Locate the word "Hiebl" in the entries below, then gather every line that holds it.

--- Start ---

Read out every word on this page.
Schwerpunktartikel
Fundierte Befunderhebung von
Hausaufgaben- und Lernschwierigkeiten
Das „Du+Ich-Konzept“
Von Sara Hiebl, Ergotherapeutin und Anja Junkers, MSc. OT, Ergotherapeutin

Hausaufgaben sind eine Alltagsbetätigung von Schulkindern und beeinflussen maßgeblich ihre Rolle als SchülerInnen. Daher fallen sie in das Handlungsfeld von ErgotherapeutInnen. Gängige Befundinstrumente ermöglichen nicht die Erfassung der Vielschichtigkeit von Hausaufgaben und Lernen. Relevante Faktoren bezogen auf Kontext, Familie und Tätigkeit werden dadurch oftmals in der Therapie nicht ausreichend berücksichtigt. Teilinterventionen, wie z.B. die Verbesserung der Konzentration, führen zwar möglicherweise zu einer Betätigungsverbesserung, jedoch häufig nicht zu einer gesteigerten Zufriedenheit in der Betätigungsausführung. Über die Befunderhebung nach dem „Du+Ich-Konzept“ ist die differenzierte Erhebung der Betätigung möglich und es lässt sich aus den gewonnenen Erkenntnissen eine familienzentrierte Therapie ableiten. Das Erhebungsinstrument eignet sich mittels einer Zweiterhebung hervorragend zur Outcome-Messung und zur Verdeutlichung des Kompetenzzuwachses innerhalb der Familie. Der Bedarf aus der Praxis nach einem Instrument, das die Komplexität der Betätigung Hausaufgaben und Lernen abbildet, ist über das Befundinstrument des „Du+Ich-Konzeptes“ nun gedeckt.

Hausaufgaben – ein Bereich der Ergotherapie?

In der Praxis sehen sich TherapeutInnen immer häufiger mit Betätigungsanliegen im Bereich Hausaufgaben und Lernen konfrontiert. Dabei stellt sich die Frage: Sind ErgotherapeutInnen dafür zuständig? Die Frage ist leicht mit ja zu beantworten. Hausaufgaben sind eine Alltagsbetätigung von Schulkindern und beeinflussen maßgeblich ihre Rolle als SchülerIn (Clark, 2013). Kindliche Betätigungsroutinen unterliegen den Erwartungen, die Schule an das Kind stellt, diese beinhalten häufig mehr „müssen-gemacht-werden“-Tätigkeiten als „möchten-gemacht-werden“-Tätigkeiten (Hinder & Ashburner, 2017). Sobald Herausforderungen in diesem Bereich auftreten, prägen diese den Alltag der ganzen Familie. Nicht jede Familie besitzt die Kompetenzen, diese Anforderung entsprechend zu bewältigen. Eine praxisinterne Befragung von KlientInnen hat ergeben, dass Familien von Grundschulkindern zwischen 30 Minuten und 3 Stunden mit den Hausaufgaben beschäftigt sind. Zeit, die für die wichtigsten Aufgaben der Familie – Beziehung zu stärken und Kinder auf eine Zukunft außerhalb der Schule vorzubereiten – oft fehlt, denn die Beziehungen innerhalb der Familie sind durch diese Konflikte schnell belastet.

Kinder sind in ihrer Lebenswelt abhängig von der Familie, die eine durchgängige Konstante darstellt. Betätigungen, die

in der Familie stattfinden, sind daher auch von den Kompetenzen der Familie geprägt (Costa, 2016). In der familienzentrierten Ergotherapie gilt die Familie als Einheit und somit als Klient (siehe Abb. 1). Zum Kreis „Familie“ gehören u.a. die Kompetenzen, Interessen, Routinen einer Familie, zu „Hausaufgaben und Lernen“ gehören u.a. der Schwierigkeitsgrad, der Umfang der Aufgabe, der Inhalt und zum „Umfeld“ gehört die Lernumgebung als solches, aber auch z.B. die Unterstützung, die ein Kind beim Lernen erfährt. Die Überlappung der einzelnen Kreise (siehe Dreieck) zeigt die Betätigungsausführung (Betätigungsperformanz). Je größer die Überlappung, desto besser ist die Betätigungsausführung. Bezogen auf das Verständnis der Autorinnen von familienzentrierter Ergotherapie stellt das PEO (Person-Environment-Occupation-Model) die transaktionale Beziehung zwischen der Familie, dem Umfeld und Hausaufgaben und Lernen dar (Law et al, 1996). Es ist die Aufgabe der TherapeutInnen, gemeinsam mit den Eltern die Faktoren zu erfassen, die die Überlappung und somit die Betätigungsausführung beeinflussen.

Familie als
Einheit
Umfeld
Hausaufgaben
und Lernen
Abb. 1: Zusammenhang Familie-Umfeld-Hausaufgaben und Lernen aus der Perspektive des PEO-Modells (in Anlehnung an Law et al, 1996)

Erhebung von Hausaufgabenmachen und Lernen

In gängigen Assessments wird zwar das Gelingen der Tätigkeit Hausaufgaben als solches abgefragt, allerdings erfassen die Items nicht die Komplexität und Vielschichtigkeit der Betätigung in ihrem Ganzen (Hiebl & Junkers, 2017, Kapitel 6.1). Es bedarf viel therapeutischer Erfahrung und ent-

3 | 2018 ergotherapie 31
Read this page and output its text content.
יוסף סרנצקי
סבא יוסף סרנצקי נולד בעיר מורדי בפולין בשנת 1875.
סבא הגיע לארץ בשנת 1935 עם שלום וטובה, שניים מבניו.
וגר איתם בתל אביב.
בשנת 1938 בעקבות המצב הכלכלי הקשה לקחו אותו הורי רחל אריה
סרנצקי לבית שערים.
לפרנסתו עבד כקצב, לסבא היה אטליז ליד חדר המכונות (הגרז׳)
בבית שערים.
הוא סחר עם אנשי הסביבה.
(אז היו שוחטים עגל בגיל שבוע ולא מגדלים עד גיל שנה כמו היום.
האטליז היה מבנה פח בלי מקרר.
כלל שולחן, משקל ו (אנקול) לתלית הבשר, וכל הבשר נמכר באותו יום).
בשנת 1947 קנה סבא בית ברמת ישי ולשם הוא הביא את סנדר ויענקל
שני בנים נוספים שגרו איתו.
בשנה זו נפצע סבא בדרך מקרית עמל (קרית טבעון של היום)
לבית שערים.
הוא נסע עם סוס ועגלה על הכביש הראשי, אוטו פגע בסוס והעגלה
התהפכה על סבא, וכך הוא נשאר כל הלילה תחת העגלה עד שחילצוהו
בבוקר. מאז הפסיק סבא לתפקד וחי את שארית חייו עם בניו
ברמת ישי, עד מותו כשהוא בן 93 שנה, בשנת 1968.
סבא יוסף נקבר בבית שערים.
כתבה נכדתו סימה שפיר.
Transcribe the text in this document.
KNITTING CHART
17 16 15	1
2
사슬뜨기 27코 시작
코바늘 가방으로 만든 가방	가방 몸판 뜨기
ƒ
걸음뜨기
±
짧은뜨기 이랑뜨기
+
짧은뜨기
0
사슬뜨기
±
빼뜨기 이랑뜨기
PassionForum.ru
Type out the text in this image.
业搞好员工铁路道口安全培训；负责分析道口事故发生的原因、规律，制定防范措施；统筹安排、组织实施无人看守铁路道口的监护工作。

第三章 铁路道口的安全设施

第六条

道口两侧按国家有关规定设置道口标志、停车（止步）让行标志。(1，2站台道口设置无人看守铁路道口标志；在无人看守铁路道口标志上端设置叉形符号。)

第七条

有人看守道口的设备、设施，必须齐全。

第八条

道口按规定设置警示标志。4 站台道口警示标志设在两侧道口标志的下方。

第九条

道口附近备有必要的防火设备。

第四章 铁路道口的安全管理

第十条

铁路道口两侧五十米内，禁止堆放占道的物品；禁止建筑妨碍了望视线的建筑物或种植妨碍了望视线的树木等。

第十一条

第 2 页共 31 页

--- End ---

The reply:
Von Sara Hiebl, Ergotherapeutin und Anja Junkers, MSc. OT, Ergotherapeutin
In gängigen Assessments wird zwar das Gelingen der Tätigkeit Hausaufgaben als solches abgefragt, allerdings erfassen die Items nicht die Komplexität und Vielschichtigkeit der Betätigung in ihrem Ganzen (Hiebl & Junkers, 2017, Kapitel 6.1). Es bedarf viel therapeutischer Erfahrung und ent-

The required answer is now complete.